**GIVEN ENTRIES:**

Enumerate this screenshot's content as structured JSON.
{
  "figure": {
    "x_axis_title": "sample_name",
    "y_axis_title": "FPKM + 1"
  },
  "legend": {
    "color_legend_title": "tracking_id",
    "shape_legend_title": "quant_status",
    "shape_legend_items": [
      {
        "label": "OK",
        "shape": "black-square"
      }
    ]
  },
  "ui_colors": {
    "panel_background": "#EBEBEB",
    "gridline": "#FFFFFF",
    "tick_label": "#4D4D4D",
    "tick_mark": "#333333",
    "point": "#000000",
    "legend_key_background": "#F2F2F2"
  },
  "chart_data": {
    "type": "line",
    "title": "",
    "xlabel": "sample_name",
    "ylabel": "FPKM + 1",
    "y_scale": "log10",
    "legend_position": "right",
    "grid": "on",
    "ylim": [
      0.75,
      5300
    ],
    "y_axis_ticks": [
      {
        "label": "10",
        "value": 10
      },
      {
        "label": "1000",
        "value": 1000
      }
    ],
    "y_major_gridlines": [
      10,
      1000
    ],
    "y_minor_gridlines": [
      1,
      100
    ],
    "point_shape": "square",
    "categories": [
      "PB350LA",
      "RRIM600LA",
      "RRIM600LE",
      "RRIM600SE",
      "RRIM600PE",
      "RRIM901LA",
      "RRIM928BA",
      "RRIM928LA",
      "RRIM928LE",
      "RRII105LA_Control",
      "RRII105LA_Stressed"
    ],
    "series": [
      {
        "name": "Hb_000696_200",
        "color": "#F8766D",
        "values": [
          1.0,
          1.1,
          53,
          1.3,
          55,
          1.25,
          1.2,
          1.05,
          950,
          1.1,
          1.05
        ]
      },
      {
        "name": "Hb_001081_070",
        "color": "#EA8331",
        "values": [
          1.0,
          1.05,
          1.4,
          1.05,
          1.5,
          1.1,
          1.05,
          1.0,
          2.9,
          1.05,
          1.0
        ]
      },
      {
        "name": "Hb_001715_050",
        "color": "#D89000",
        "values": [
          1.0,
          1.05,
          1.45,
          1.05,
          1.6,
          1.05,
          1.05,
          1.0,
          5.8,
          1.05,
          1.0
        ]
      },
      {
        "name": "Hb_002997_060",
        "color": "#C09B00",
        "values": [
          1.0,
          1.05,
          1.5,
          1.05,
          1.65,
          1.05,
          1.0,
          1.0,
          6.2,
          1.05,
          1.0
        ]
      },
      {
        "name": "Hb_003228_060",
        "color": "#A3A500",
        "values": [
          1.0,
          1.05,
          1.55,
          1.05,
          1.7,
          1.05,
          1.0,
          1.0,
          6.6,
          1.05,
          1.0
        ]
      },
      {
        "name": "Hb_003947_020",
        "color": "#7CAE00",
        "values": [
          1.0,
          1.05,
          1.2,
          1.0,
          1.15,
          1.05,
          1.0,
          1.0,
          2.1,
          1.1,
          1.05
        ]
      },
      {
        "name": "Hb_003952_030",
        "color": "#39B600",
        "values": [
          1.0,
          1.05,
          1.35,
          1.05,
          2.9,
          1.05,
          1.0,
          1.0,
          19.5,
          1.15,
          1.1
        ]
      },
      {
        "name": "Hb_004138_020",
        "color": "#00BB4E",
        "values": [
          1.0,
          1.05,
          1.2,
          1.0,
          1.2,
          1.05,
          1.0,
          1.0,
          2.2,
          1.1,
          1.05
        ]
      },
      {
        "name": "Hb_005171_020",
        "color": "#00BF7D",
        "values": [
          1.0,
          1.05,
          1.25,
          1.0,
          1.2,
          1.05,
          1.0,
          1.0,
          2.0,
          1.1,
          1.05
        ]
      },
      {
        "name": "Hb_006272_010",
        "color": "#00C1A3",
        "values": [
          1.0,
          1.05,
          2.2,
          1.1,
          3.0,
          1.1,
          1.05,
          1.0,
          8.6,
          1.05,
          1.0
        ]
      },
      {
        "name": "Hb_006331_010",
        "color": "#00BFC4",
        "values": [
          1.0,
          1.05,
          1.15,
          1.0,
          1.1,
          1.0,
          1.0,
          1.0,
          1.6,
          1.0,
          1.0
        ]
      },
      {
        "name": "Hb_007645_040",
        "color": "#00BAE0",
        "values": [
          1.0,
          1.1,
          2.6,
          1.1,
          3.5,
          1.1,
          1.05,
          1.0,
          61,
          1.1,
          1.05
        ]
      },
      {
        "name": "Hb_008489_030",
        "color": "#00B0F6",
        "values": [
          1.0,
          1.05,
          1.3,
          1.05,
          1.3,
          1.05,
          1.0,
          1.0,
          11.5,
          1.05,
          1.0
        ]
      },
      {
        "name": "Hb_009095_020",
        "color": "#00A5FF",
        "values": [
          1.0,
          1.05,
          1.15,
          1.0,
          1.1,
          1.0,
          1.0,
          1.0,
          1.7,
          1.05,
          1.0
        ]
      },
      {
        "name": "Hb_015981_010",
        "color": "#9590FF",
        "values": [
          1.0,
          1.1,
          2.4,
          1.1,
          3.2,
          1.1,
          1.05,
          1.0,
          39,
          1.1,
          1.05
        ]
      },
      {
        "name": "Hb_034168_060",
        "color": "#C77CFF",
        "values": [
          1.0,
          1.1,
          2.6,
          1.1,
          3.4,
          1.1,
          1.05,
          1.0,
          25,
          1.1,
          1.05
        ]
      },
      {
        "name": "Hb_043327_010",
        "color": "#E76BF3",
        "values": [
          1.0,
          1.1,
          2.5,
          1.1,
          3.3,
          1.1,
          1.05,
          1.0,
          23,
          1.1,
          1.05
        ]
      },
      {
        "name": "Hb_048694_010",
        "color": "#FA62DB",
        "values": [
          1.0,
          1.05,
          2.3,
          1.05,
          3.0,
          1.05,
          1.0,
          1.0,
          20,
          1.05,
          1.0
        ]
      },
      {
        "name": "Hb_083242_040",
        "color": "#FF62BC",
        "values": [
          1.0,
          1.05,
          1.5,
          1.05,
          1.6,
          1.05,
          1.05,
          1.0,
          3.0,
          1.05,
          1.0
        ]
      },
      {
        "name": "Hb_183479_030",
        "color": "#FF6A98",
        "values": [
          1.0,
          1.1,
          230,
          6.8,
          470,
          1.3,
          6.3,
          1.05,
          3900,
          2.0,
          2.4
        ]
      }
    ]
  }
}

**WORK TO COMPLETE:** Extract all the material, leaving every line as it is.

**EXPECTED OUTPUT:**
Enumerate this screenshot's content as structured JSON.
{
  "figure": {
    "x_axis_title": "sample_name",
    "y_axis_title": "FPKM + 1"
  },
  "legend": {
    "color_legend_title": "tracking_id",
    "shape_legend_title": "quant_status",
    "shape_legend_items": [
      {
        "label": "OK",
        "shape": "black-square"
      }
    ]
  },
  "ui_colors": {
    "panel_background": "#EBEBEB",
    "gridline": "#FFFFFF",
    "tick_label": "#4D4D4D",
    "tick_mark": "#333333",
    "point": "#000000",
    "legend_key_background": "#F2F2F2"
  },
  "chart_data": {
    "type": "line",
    "title": "",
    "xlabel": "sample_name",
    "ylabel": "FPKM + 1",
    "y_scale": "log10",
    "legend_position": "right",
    "grid": "on",
    "ylim": [
      0.75,
      5300
    ],
    "y_axis_ticks": [
      {
        "label": "10",
        "value": 10
      },
      {
        "label": "1000",
        "value": 1000
      }
    ],
    "y_major_gridlines": [
      10,
      1000
    ],
    "y_minor_gridlines": [
      1,
      100
    ],
    "point_shape": "square",
    "categories": [
      "PB350LA",
      "RRIM600LA",
      "RRIM600LE",
      "RRIM600SE",
      "RRIM600PE",
      "RRIM901LA",
      "RRIM928BA",
      "RRIM928LA",
      "RRIM928LE",
      "RRII105LA_Control",
      "RRII105LA_Stressed"
    ],
    "series": [
      {
        "name": "Hb_000696_200",
        "color": "#F8766D",
        "values": [
          1.0,
          1.1,
          53,
          1.3,
          55,
          1.25,
          1.2,
          1.05,
          950,
          1.1,
          1.05
        ]
      },
      {
        "name": "Hb_001081_070",
        "color": "#EA8331",
        "values": [
          1.0,
          1.05,
          1.4,
          1.05,
          1.5,
          1.1,
          1.05,
          1.0,
          2.9,
          1.05,
          1.0
        ]
      },
      {
        "name": "Hb_001715_050",
        "color": "#D89000",
        "values": [
          1.0,
          1.05,
          1.45,
          1.05,
          1.6,
          1.05,
          1.05,
          1.0,
          5.8,
          1.05,
          1.0
        ]
      },
      {
        "name": "Hb_002997_060",
        "color": "#C09B00",
        "values": [
          1.0,
          1.05,
          1.5,
          1.05,
          1.65,
          1.05,
          1.0,
          1.0,
          6.2,
          1.05,
          1.0
        ]
      },
      {
        "name": "Hb_003228_060",
        "color": "#A3A500",
        "values": [
          1.0,
          1.05,
          1.55,
          1.05,
          1.7,
          1.05,
          1.0,
          1.0,
          6.6,
          1.05,
          1.0
        ]
      },
      {
        "name": "Hb_003947_020",
        "color": "#7CAE00",
        "values": [
          1.0,
          1.05,
          1.2,
          1.0,
          1.15,
          1.05,
          1.0,
          1.0,
          2.1,
          1.1,
          1.05
        ]
      },
      {
        "name": "Hb_003952_030",
        "color": "#39B600",
        "values": [
          1.0,
          1.05,
          1.35,
          1.05,
          2.9,
          1.05,
          1.0,
          1.0,
          19.5,
          1.15,
          1.1
        ]
      },
      {
        "name": "Hb_004138_020",
        "color": "#00BB4E",
        "values": [
          1.0,
          1.05,
          1.2,
          1.0,
          1.2,
          1.05,
          1.0,
          1.0,
          2.2,
          1.1,
          1.05
        ]
      },
      {
        "name": "Hb_005171_020",
        "color": "#00BF7D",
        "values": [
          1.0,
          1.05,
          1.25,
          1.0,
          1.2,
          1.05,
          1.0,
          1.0,
          2.0,
          1.1,
          1.05
        ]
      },
      {
        "name": "Hb_006272_010",
        "color": "#00C1A3",
        "values": [
          1.0,
          1.05,
          2.2,
          1.1,
          3.0,
          1.1,
          1.05,
          1.0,
          8.6,
          1.05,
          1.0
        ]
      },
      {
        "name": "Hb_006331_010",
        "color": "#00BFC4",
        "values": [
          1.0,
          1.05,
          1.15,
          1.0,
          1.1,
          1.0,
          1.0,
          1.0,
          1.6,
          1.0,
          1.0
        ]
      },
      {
        "name": "Hb_007645_040",
        "color": "#00BAE0",
        "values": [
          1.0,
          1.1,
          2.6,
          1.1,
          3.5,
          1.1,
          1.05,
          1.0,
          61,
          1.1,
          1.05
        ]
      },
      {
        "name": "Hb_008489_030",
        "color": "#00B0F6",
        "values": [
          1.0,
          1.05,
          1.3,
          1.05,
          1.3,
          1.05,
          1.0,
          1.0,
          11.5,
          1.05,
          1.0
        ]
      },
      {
        "name": "Hb_009095_020",
        "color": "#00A5FF",
        "values": [
          1.0,
          1.05,
          1.15,
          1.0,
          1.1,
          1.0,
          1.0,
          1.0,
          1.7,
          1.05,
          1.0
        ]
      },
      {
        "name": "Hb_015981_010",
        "color": "#9590FF",
        "values": [
          1.0,
          1.1,
          2.4,
          1.1,
          3.2,
          1.1,
          1.05,
          1.0,
          39,
          1.1,
          1.05
        ]
      },
      {
        "name": "Hb_034168_060",
        "color": "#C77CFF",
        "values": [
          1.0,
          1.1,
          2.6,
          1.1,
          3.4,
          1.1,
          1.05,
          1.0,
          25,
          1.1,
          1.05
        ]
      },
      {
        "name": "Hb_043327_010",
        "color": "#E76BF3",
        "values": [
          1.0,
          1.1,
          2.5,
          1.1,
          3.3,
          1.1,
          1.05,
          1.0,
          23,
          1.1,
          1.05
        ]
      },
      {
        "name": "Hb_048694_010",
        "color": "#FA62DB",
        "values": [
          1.0,
          1.05,
          2.3,
          1.05,
          3.0,
          1.05,
          1.0,
          1.0,
          20,
          1.05,
          1.0
        ]
      },
      {
        "name": "Hb_083242_040",
        "color": "#FF62BC",
        "values": [
          1.0,
          1.05,
          1.5,
          1.05,
          1.6,
          1.05,
          1.05,
          1.0,
          3.0,
          1.05,
          1.0
        ]
      },
      {
        "name": "Hb_183479_030",
        "color": "#FF6A98",
        "values": [
          1.0,
          1.1,
          230,
          6.8,
          470,
          1.3,
          6.3,
          1.05,
          3900,
          2.0,
          2.4
        ]
      }
    ]
  }
}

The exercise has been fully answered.